## Your goal
Transcribe the records exactly. Pictures do not belong in the transcription.

## Information given
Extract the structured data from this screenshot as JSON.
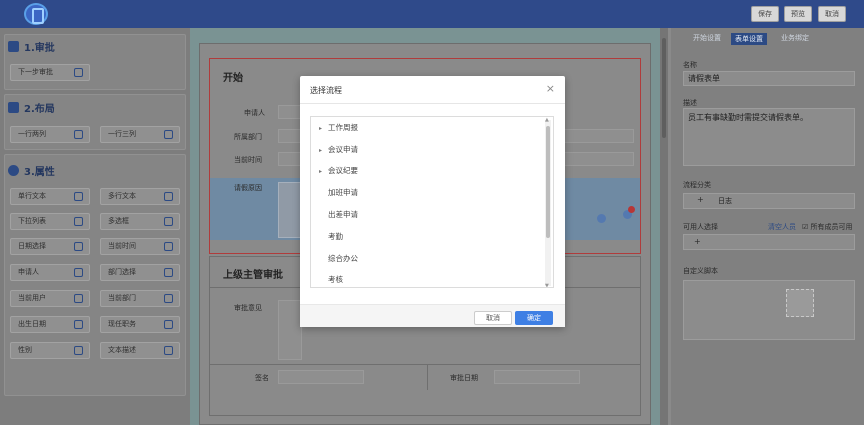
{
  "header": {
    "save": "保存",
    "preview": "预览",
    "cancel": "取消"
  },
  "left": {
    "approval": {
      "title": "1.审批",
      "items": [
        "下一步审批"
      ]
    },
    "layout": {
      "title": "2.布局",
      "items": [
        "一行两列",
        "一行三列"
      ]
    },
    "properties": {
      "title": "3.属性",
      "items": [
        "单行文本",
        "多行文本",
        "下拉列表",
        "多选框",
        "日期选择",
        "当前时间",
        "申请人",
        "部门选择",
        "当前用户",
        "当前部门",
        "出生日期",
        "现任职务",
        "性别",
        "文本描述"
      ]
    }
  },
  "form": {
    "start_title": "开始",
    "fields": [
      "申请人",
      "所属部门",
      "当前时间"
    ],
    "reason": "请假原因",
    "section2_title": "上级主管审批",
    "opinion": "审批意见",
    "sign": "签名",
    "approve_date": "审批日期"
  },
  "right": {
    "tabs": [
      "开始设置",
      "表单设置",
      "业务绑定"
    ],
    "name_label": "名称",
    "name_value": "请假表单",
    "desc_label": "描述",
    "desc_value": "员工有事缺勤时需提交请假表单。",
    "category_label": "流程分类",
    "category_value": "日志",
    "available_label": "可用人选择",
    "clear_people": "清空人员",
    "all_members": "所有成员可用",
    "custom_script": "自定义脚本"
  },
  "modal": {
    "title": "选择流程",
    "items": [
      {
        "label": "工作周报",
        "expandable": true
      },
      {
        "label": "会议申请",
        "expandable": true
      },
      {
        "label": "会议纪要",
        "expandable": true
      },
      {
        "label": "加班申请",
        "expandable": false
      },
      {
        "label": "出差申请",
        "expandable": false
      },
      {
        "label": "考勤",
        "expandable": false
      },
      {
        "label": "综合办公",
        "expandable": false
      },
      {
        "label": "考核",
        "expandable": false
      }
    ],
    "cancel": "取消",
    "ok": "确定",
    "close_icon": "×",
    "expand_arrow": "▸"
  }
}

## Solution to this problem
Extract the structured data from this screenshot as JSON.
{
  "header": {
    "save": "保存",
    "preview": "预览",
    "cancel": "取消"
  },
  "left": {
    "approval": {
      "title": "1.审批",
      "items": [
        "下一步审批"
      ]
    },
    "layout": {
      "title": "2.布局",
      "items": [
        "一行两列",
        "一行三列"
      ]
    },
    "properties": {
      "title": "3.属性",
      "items": [
        "单行文本",
        "多行文本",
        "下拉列表",
        "多选框",
        "日期选择",
        "当前时间",
        "申请人",
        "部门选择",
        "当前用户",
        "当前部门",
        "出生日期",
        "现任职务",
        "性别",
        "文本描述"
      ]
    }
  },
  "form": {
    "start_title": "开始",
    "fields": [
      "申请人",
      "所属部门",
      "当前时间"
    ],
    "reason": "请假原因",
    "section2_title": "上级主管审批",
    "opinion": "审批意见",
    "sign": "签名",
    "approve_date": "审批日期"
  },
  "right": {
    "tabs": [
      "开始设置",
      "表单设置",
      "业务绑定"
    ],
    "name_label": "名称",
    "name_value": "请假表单",
    "desc_label": "描述",
    "desc_value": "员工有事缺勤时需提交请假表单。",
    "category_label": "流程分类",
    "category_value": "日志",
    "available_label": "可用人选择",
    "clear_people": "清空人员",
    "all_members": "所有成员可用",
    "custom_script": "自定义脚本"
  },
  "modal": {
    "title": "选择流程",
    "items": [
      {
        "label": "工作周报",
        "expandable": true
      },
      {
        "label": "会议申请",
        "expandable": true
      },
      {
        "label": "会议纪要",
        "expandable": true
      },
      {
        "label": "加班申请",
        "expandable": false
      },
      {
        "label": "出差申请",
        "expandable": false
      },
      {
        "label": "考勤",
        "expandable": false
      },
      {
        "label": "综合办公",
        "expandable": false
      },
      {
        "label": "考核",
        "expandable": false
      }
    ],
    "cancel": "取消",
    "ok": "确定",
    "close_icon": "×",
    "expand_arrow": "▸"
  }
}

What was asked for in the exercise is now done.